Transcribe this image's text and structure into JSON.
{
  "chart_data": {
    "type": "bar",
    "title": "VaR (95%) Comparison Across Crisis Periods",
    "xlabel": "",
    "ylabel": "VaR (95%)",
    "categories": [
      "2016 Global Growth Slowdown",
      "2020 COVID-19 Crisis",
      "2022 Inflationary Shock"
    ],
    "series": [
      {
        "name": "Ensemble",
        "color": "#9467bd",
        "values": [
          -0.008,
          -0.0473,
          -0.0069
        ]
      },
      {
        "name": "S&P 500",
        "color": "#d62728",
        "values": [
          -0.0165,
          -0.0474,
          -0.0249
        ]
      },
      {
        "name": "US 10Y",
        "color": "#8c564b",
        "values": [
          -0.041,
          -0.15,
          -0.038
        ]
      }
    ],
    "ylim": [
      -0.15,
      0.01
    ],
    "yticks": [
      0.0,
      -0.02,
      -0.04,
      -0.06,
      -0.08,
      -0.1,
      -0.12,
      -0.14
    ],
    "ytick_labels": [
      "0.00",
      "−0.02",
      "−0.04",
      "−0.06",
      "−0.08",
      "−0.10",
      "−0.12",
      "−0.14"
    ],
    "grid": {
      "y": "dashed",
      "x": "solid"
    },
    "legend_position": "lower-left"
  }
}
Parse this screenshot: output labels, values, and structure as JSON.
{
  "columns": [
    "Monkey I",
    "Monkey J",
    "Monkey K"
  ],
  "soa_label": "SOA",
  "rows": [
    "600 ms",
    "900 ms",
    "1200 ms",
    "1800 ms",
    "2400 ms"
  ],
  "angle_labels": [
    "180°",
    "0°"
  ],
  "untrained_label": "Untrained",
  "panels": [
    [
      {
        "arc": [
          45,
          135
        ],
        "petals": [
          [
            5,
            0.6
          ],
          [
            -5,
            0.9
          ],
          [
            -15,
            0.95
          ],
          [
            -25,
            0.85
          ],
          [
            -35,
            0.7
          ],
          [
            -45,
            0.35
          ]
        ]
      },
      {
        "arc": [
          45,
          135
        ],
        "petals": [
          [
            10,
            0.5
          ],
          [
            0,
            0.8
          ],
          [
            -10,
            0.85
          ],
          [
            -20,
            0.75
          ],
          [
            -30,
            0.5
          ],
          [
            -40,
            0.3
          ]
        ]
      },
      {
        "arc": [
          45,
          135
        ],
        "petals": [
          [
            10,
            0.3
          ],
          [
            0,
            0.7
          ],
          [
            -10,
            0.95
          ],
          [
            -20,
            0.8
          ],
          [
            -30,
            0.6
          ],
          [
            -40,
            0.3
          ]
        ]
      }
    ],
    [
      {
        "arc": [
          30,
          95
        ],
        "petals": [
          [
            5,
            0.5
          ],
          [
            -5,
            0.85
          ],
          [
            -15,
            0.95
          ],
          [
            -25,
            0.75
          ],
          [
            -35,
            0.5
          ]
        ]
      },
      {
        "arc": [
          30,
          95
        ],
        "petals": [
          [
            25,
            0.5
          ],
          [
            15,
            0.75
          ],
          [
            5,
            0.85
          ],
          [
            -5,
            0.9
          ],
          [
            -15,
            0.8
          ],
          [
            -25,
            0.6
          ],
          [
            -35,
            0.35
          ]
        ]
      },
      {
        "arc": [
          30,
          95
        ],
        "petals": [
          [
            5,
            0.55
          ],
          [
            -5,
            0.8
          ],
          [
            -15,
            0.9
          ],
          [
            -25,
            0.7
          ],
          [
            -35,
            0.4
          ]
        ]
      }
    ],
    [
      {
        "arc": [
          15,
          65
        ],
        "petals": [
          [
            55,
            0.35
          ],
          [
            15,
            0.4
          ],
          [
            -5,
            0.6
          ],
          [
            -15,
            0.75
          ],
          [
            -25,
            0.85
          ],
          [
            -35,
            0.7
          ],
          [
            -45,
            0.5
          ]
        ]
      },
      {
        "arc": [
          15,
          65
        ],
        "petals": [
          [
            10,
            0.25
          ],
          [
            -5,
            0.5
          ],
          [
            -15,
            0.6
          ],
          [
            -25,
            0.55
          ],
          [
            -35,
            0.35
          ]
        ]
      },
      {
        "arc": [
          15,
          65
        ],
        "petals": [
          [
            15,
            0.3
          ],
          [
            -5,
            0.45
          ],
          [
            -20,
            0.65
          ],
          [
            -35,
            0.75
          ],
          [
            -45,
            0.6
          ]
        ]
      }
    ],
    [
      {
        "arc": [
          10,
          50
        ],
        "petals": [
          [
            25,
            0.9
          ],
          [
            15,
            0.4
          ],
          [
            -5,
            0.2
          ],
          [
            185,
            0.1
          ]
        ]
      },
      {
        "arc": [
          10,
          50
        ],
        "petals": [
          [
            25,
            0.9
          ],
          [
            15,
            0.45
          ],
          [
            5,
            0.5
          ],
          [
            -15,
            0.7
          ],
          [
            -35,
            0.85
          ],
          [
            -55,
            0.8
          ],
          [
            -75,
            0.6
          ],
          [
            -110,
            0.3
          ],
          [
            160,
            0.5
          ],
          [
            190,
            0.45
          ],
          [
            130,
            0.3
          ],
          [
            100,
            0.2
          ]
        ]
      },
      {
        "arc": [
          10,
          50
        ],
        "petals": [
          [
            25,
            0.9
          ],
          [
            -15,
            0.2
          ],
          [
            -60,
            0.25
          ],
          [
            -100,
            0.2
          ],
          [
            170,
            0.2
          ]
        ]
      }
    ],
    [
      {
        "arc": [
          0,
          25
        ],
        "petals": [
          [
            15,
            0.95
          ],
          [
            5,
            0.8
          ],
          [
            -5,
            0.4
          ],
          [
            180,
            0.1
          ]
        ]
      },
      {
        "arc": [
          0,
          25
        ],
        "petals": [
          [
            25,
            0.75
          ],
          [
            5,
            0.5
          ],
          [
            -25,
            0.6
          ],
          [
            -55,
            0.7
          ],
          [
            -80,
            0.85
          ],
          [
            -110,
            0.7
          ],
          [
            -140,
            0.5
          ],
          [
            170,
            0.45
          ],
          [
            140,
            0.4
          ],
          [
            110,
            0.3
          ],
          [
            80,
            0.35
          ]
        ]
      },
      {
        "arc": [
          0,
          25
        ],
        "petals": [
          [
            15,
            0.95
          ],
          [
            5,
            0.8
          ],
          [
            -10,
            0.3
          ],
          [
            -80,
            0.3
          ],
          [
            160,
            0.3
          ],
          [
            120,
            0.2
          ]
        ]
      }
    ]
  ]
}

DIRECTIONS FOR THIS TASK: Output the full listing exactly as it stands.

RESULT:
Transcribe this image's text and structure into JSON.
{
  "chart_data": {
    "type": "bar",
    "title": "VaR (95%) Comparison Across Crisis Periods",
    "xlabel": "",
    "ylabel": "VaR (95%)",
    "categories": [
      "2016 Global Growth Slowdown",
      "2020 COVID-19 Crisis",
      "2022 Inflationary Shock"
    ],
    "series": [
      {
        "name": "Ensemble",
        "color": "#9467bd",
        "values": [
          -0.008,
          -0.0473,
          -0.0069
        ]
      },
      {
        "name": "S&P 500",
        "color": "#d62728",
        "values": [
          -0.0165,
          -0.0474,
          -0.0249
        ]
      },
      {
        "name": "US 10Y",
        "color": "#8c564b",
        "values": [
          -0.041,
          -0.15,
          -0.038
        ]
      }
    ],
    "ylim": [
      -0.15,
      0.01
    ],
    "yticks": [
      0.0,
      -0.02,
      -0.04,
      -0.06,
      -0.08,
      -0.1,
      -0.12,
      -0.14
    ],
    "ytick_labels": [
      "0.00",
      "−0.02",
      "−0.04",
      "−0.06",
      "−0.08",
      "−0.10",
      "−0.12",
      "−0.14"
    ],
    "grid": {
      "y": "dashed",
      "x": "solid"
    },
    "legend_position": "lower-left"
  }
}
Parse this screenshot: output labels, values, and structure as JSON.
{
  "columns": [
    "Monkey I",
    "Monkey J",
    "Monkey K"
  ],
  "soa_label": "SOA",
  "rows": [
    "600 ms",
    "900 ms",
    "1200 ms",
    "1800 ms",
    "2400 ms"
  ],
  "angle_labels": [
    "180°",
    "0°"
  ],
  "untrained_label": "Untrained",
  "panels": [
    [
      {
        "arc": [
          45,
          135
        ],
        "petals": [
          [
            5,
            0.6
          ],
          [
            -5,
            0.9
          ],
          [
            -15,
            0.95
          ],
          [
            -25,
            0.85
          ],
          [
            -35,
            0.7
          ],
          [
            -45,
            0.35
          ]
        ]
      },
      {
        "arc": [
          45,
          135
        ],
        "petals": [
          [
            10,
            0.5
          ],
          [
            0,
            0.8
          ],
          [
            -10,
            0.85
          ],
          [
            -20,
            0.75
          ],
          [
            -30,
            0.5
          ],
          [
            -40,
            0.3
          ]
        ]
      },
      {
        "arc": [
          45,
          135
        ],
        "petals": [
          [
            10,
            0.3
          ],
          [
            0,
            0.7
          ],
          [
            -10,
            0.95
          ],
          [
            -20,
            0.8
          ],
          [
            -30,
            0.6
          ],
          [
            -40,
            0.3
          ]
        ]
      }
    ],
    [
      {
        "arc": [
          30,
          95
        ],
        "petals": [
          [
            5,
            0.5
          ],
          [
            -5,
            0.85
          ],
          [
            -15,
            0.95
          ],
          [
            -25,
            0.75
          ],
          [
            -35,
            0.5
          ]
        ]
      },
      {
        "arc": [
          30,
          95
        ],
        "petals": [
          [
            25,
            0.5
          ],
          [
            15,
            0.75
          ],
          [
            5,
            0.85
          ],
          [
            -5,
            0.9
          ],
          [
            -15,
            0.8
          ],
          [
            -25,
            0.6
          ],
          [
            -35,
            0.35
          ]
        ]
      },
      {
        "arc": [
          30,
          95
        ],
        "petals": [
          [
            5,
            0.55
          ],
          [
            -5,
            0.8
          ],
          [
            -15,
            0.9
          ],
          [
            -25,
            0.7
          ],
          [
            -35,
            0.4
          ]
        ]
      }
    ],
    [
      {
        "arc": [
          15,
          65
        ],
        "petals": [
          [
            55,
            0.35
          ],
          [
            15,
            0.4
          ],
          [
            -5,
            0.6
          ],
          [
            -15,
            0.75
          ],
          [
            -25,
            0.85
          ],
          [
            -35,
            0.7
          ],
          [
            -45,
            0.5
          ]
        ]
      },
      {
        "arc": [
          15,
          65
        ],
        "petals": [
          [
            10,
            0.25
          ],
          [
            -5,
            0.5
          ],
          [
            -15,
            0.6
          ],
          [
            -25,
            0.55
          ],
          [
            -35,
            0.35
          ]
        ]
      },
      {
        "arc": [
          15,
          65
        ],
        "petals": [
          [
            15,
            0.3
          ],
          [
            -5,
            0.45
          ],
          [
            -20,
            0.65
          ],
          [
            -35,
            0.75
          ],
          [
            -45,
            0.6
          ]
        ]
      }
    ],
    [
      {
        "arc": [
          10,
          50
        ],
        "petals": [
          [
            25,
            0.9
          ],
          [
            15,
            0.4
          ],
          [
            -5,
            0.2
          ],
          [
            185,
            0.1
          ]
        ]
      },
      {
        "arc": [
          10,
          50
        ],
        "petals": [
          [
            25,
            0.9
          ],
          [
            15,
            0.45
          ],
          [
            5,
            0.5
          ],
          [
            -15,
            0.7
          ],
          [
            -35,
            0.85
          ],
          [
            -55,
            0.8
          ],
          [
            -75,
            0.6
          ],
          [
            -110,
            0.3
          ],
          [
            160,
            0.5
          ],
          [
            190,
            0.45
          ],
          [
            130,
            0.3
          ],
          [
            100,
            0.2
          ]
        ]
      },
      {
        "arc": [
          10,
          50
        ],
        "petals": [
          [
            25,
            0.9
          ],
          [
            -15,
            0.2
          ],
          [
            -60,
            0.25
          ],
          [
            -100,
            0.2
          ],
          [
            170,
            0.2
          ]
        ]
      }
    ],
    [
      {
        "arc": [
          0,
          25
        ],
        "petals": [
          [
            15,
            0.95
          ],
          [
            5,
            0.8
          ],
          [
            -5,
            0.4
          ],
          [
            180,
            0.1
          ]
        ]
      },
      {
        "arc": [
          0,
          25
        ],
        "petals": [
          [
            25,
            0.75
          ],
          [
            5,
            0.5
          ],
          [
            -25,
            0.6
          ],
          [
            -55,
            0.7
          ],
          [
            -80,
            0.85
          ],
          [
            -110,
            0.7
          ],
          [
            -140,
            0.5
          ],
          [
            170,
            0.45
          ],
          [
            140,
            0.4
          ],
          [
            110,
            0.3
          ],
          [
            80,
            0.35
          ]
        ]
      },
      {
        "arc": [
          0,
          25
        ],
        "petals": [
          [
            15,
            0.95
          ],
          [
            5,
            0.8
          ],
          [
            -10,
            0.3
          ],
          [
            -80,
            0.3
          ],
          [
            160,
            0.3
          ],
          [
            120,
            0.2
          ]
        ]
      }
    ]
  ]
}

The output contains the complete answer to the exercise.